**Required task**. Omit every picture and return the rest of the data unaltered.

**The data**.
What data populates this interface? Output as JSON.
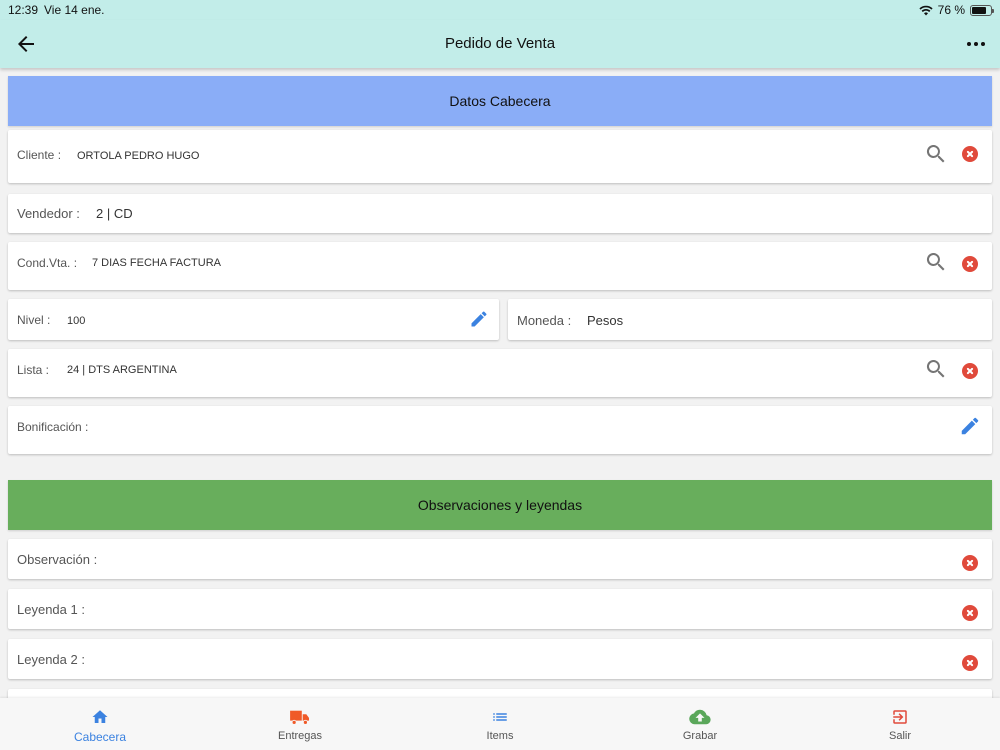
{
  "statusbar": {
    "time": "12:39",
    "date": "Vie 14 ene.",
    "battery": "76 %",
    "battery_level": 0.76
  },
  "appbar": {
    "title": "Pedido de Venta"
  },
  "sections": {
    "header": {
      "title": "Datos Cabecera",
      "color": "#8aadf7"
    },
    "observations": {
      "title": "Observaciones y leyendas",
      "color": "#68ae5c"
    }
  },
  "fields": {
    "cliente": {
      "label": "Cliente :",
      "value": "ORTOLA PEDRO HUGO"
    },
    "vendedor": {
      "label": "Vendedor :",
      "value": "2 | CD"
    },
    "cond_vta": {
      "label": "Cond.Vta. :",
      "value": "7 DIAS FECHA FACTURA"
    },
    "nivel": {
      "label": "Nivel :",
      "value": "100"
    },
    "moneda": {
      "label": "Moneda :",
      "value": "Pesos"
    },
    "lista": {
      "label": "Lista :",
      "value": "24 | DTS ARGENTINA"
    },
    "bonificacion": {
      "label": "Bonificación :",
      "value": ""
    },
    "observacion": {
      "label": "Observación :",
      "value": ""
    },
    "leyenda1": {
      "label": "Leyenda 1 :",
      "value": ""
    },
    "leyenda2": {
      "label": "Leyenda 2 :",
      "value": ""
    }
  },
  "colors": {
    "accent": "#3b82e0",
    "clear": "#e04a3b",
    "appbar": "#c2ede9",
    "truck": "#f05a28",
    "upload": "#5aa75a",
    "exit": "#e04a3b"
  },
  "bottom_nav": [
    {
      "label": "Cabecera",
      "icon": "home-icon",
      "active": true
    },
    {
      "label": "Entregas",
      "icon": "truck-icon",
      "active": false
    },
    {
      "label": "Items",
      "icon": "list-icon",
      "active": false
    },
    {
      "label": "Grabar",
      "icon": "cloud-upload-icon",
      "active": false
    },
    {
      "label": "Salir",
      "icon": "exit-icon",
      "active": false
    }
  ]
}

**Answer to the task**.
What data populates this interface? Output as JSON.
{
  "statusbar": {
    "time": "12:39",
    "date": "Vie 14 ene.",
    "battery": "76 %",
    "battery_level": 0.76
  },
  "appbar": {
    "title": "Pedido de Venta"
  },
  "sections": {
    "header": {
      "title": "Datos Cabecera",
      "color": "#8aadf7"
    },
    "observations": {
      "title": "Observaciones y leyendas",
      "color": "#68ae5c"
    }
  },
  "fields": {
    "cliente": {
      "label": "Cliente :",
      "value": "ORTOLA PEDRO HUGO"
    },
    "vendedor": {
      "label": "Vendedor :",
      "value": "2 | CD"
    },
    "cond_vta": {
      "label": "Cond.Vta. :",
      "value": "7 DIAS FECHA FACTURA"
    },
    "nivel": {
      "label": "Nivel :",
      "value": "100"
    },
    "moneda": {
      "label": "Moneda :",
      "value": "Pesos"
    },
    "lista": {
      "label": "Lista :",
      "value": "24 | DTS ARGENTINA"
    },
    "bonificacion": {
      "label": "Bonificación :",
      "value": ""
    },
    "observacion": {
      "label": "Observación :",
      "value": ""
    },
    "leyenda1": {
      "label": "Leyenda 1 :",
      "value": ""
    },
    "leyenda2": {
      "label": "Leyenda 2 :",
      "value": ""
    }
  },
  "colors": {
    "accent": "#3b82e0",
    "clear": "#e04a3b",
    "appbar": "#c2ede9",
    "truck": "#f05a28",
    "upload": "#5aa75a",
    "exit": "#e04a3b"
  },
  "bottom_nav": [
    {
      "label": "Cabecera",
      "icon": "home-icon",
      "active": true
    },
    {
      "label": "Entregas",
      "icon": "truck-icon",
      "active": false
    },
    {
      "label": "Items",
      "icon": "list-icon",
      "active": false
    },
    {
      "label": "Grabar",
      "icon": "cloud-upload-icon",
      "active": false
    },
    {
      "label": "Salir",
      "icon": "exit-icon",
      "active": false
    }
  ]
}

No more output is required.